* [EXCERPTED DATA]
——————

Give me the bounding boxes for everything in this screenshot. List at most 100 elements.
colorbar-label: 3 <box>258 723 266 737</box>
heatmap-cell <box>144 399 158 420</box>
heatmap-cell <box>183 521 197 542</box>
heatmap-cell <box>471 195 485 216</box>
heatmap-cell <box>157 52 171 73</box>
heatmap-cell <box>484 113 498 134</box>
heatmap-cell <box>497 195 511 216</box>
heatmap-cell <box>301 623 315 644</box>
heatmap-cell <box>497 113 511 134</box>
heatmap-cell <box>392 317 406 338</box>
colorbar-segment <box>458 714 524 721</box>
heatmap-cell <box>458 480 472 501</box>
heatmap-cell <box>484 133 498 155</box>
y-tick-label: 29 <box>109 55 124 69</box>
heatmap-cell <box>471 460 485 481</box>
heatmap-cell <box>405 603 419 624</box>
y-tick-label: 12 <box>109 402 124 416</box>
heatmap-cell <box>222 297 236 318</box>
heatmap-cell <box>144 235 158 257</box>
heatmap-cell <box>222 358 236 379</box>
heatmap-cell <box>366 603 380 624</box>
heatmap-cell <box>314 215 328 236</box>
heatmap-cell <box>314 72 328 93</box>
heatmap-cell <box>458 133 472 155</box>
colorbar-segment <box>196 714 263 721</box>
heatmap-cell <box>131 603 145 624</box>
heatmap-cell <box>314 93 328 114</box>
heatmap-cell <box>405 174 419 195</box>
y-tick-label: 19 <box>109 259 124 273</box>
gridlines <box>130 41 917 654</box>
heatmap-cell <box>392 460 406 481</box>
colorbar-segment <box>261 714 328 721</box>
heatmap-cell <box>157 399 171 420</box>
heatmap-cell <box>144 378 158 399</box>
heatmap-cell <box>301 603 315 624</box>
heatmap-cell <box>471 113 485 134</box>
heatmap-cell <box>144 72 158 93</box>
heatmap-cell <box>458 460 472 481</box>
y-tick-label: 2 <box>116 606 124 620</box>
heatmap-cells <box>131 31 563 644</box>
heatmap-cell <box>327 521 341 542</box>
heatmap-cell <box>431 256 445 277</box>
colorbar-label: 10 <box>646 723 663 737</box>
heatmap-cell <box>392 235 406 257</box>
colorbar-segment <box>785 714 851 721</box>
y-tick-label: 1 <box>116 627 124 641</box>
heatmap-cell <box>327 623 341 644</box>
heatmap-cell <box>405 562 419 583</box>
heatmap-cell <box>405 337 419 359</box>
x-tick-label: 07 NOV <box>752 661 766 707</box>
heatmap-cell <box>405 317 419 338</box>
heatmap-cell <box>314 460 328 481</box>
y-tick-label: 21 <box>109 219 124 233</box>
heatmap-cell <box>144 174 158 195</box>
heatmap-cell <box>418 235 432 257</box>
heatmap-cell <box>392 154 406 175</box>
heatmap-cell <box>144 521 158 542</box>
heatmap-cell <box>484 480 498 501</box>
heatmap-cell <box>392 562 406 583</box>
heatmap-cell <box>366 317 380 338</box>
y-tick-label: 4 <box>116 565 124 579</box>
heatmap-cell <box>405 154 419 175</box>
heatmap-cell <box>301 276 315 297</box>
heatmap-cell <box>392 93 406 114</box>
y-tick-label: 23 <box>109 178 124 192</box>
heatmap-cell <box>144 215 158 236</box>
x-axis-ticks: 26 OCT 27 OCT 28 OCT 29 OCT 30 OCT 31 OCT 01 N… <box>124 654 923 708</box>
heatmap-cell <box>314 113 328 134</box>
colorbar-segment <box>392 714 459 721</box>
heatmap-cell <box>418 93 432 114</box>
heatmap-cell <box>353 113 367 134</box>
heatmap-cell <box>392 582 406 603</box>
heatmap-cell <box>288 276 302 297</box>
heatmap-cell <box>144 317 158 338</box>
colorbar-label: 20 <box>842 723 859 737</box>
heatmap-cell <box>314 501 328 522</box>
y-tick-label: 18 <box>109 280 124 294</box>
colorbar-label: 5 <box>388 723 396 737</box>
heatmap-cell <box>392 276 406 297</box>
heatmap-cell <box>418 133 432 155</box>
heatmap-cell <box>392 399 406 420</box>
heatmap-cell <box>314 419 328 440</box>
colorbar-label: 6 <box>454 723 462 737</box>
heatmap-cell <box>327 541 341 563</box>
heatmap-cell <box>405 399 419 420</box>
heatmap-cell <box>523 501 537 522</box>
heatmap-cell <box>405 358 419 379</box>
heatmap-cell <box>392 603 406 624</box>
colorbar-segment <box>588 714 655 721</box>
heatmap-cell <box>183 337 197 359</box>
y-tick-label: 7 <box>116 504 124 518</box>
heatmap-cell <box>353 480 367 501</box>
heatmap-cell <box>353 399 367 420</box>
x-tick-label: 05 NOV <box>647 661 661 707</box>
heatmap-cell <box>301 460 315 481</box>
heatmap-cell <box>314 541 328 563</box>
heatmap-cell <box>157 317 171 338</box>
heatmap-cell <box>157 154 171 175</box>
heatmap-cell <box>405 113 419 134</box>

——————

Could you quote the whole listing above word for word, leaving out no line?

* [SOLUTION TO THIS TASK]
Give me the bounding boxes for everything in this screenshot. List at most 100 elements.
colorbar-label: 3 <box>258 723 266 737</box>
heatmap-cell <box>144 399 158 420</box>
heatmap-cell <box>183 521 197 542</box>
heatmap-cell <box>471 195 485 216</box>
heatmap-cell <box>157 52 171 73</box>
heatmap-cell <box>484 113 498 134</box>
heatmap-cell <box>497 195 511 216</box>
heatmap-cell <box>301 623 315 644</box>
heatmap-cell <box>497 113 511 134</box>
heatmap-cell <box>392 317 406 338</box>
colorbar-segment <box>458 714 524 721</box>
heatmap-cell <box>458 480 472 501</box>
heatmap-cell <box>484 133 498 155</box>
y-tick-label: 29 <box>109 55 124 69</box>
heatmap-cell <box>471 460 485 481</box>
heatmap-cell <box>405 603 419 624</box>
y-tick-label: 12 <box>109 402 124 416</box>
heatmap-cell <box>222 297 236 318</box>
heatmap-cell <box>144 235 158 257</box>
heatmap-cell <box>222 358 236 379</box>
heatmap-cell <box>366 603 380 624</box>
heatmap-cell <box>314 215 328 236</box>
heatmap-cell <box>314 72 328 93</box>
heatmap-cell <box>458 133 472 155</box>
colorbar-segment <box>196 714 263 721</box>
heatmap-cell <box>131 603 145 624</box>
heatmap-cell <box>314 93 328 114</box>
heatmap-cell <box>405 174 419 195</box>
y-tick-label: 19 <box>109 259 124 273</box>
gridlines <box>130 41 917 654</box>
heatmap-cell <box>392 460 406 481</box>
colorbar-segment <box>261 714 328 721</box>
heatmap-cell <box>157 399 171 420</box>
heatmap-cell <box>144 378 158 399</box>
heatmap-cell <box>301 603 315 624</box>
heatmap-cell <box>471 113 485 134</box>
heatmap-cell <box>144 72 158 93</box>
heatmap-cell <box>458 460 472 481</box>
y-tick-label: 2 <box>116 606 124 620</box>
heatmap-cells <box>131 31 563 644</box>
heatmap-cell <box>327 521 341 542</box>
heatmap-cell <box>431 256 445 277</box>
colorbar-label: 10 <box>646 723 663 737</box>
heatmap-cell <box>392 235 406 257</box>
colorbar-segment <box>785 714 851 721</box>
y-tick-label: 1 <box>116 627 124 641</box>
heatmap-cell <box>327 623 341 644</box>
heatmap-cell <box>405 562 419 583</box>
heatmap-cell <box>405 337 419 359</box>
x-tick-label: 07 NOV <box>752 661 766 707</box>
heatmap-cell <box>405 317 419 338</box>
heatmap-cell <box>314 460 328 481</box>
y-tick-label: 21 <box>109 219 124 233</box>
heatmap-cell <box>144 174 158 195</box>
heatmap-cell <box>418 235 432 257</box>
heatmap-cell <box>392 154 406 175</box>
heatmap-cell <box>144 521 158 542</box>
heatmap-cell <box>484 480 498 501</box>
heatmap-cell <box>392 562 406 583</box>
heatmap-cell <box>366 317 380 338</box>
y-tick-label: 4 <box>116 565 124 579</box>
heatmap-cell <box>405 154 419 175</box>
heatmap-cell <box>301 276 315 297</box>
heatmap-cell <box>392 93 406 114</box>
y-tick-label: 23 <box>109 178 124 192</box>
heatmap-cell <box>144 215 158 236</box>
x-axis-ticks: 26 OCT 27 OCT 28 OCT 29 OCT 30 OCT 31 OCT 01 N… <box>124 654 923 708</box>
heatmap-cell <box>314 113 328 134</box>
colorbar-segment <box>392 714 459 721</box>
heatmap-cell <box>418 93 432 114</box>
heatmap-cell <box>353 113 367 134</box>
heatmap-cell <box>392 582 406 603</box>
heatmap-cell <box>288 276 302 297</box>
heatmap-cell <box>144 317 158 338</box>
colorbar-label: 20 <box>842 723 859 737</box>
heatmap-cell <box>314 501 328 522</box>
y-tick-label: 18 <box>109 280 124 294</box>
colorbar-label: 5 <box>388 723 396 737</box>
heatmap-cell <box>392 276 406 297</box>
heatmap-cell <box>418 133 432 155</box>
heatmap-cell <box>392 399 406 420</box>
heatmap-cell <box>314 419 328 440</box>
colorbar-label: 6 <box>454 723 462 737</box>
heatmap-cell <box>327 541 341 563</box>
heatmap-cell <box>405 399 419 420</box>
heatmap-cell <box>523 501 537 522</box>
heatmap-cell <box>405 358 419 379</box>
heatmap-cell <box>392 603 406 624</box>
colorbar-segment <box>588 714 655 721</box>
heatmap-cell <box>183 337 197 359</box>
y-tick-label: 7 <box>116 504 124 518</box>
heatmap-cell <box>353 480 367 501</box>
heatmap-cell <box>353 399 367 420</box>
x-tick-label: 05 NOV <box>647 661 661 707</box>
heatmap-cell <box>301 460 315 481</box>
heatmap-cell <box>314 541 328 563</box>
heatmap-cell <box>157 317 171 338</box>
heatmap-cell <box>157 154 171 175</box>
heatmap-cell <box>405 113 419 134</box>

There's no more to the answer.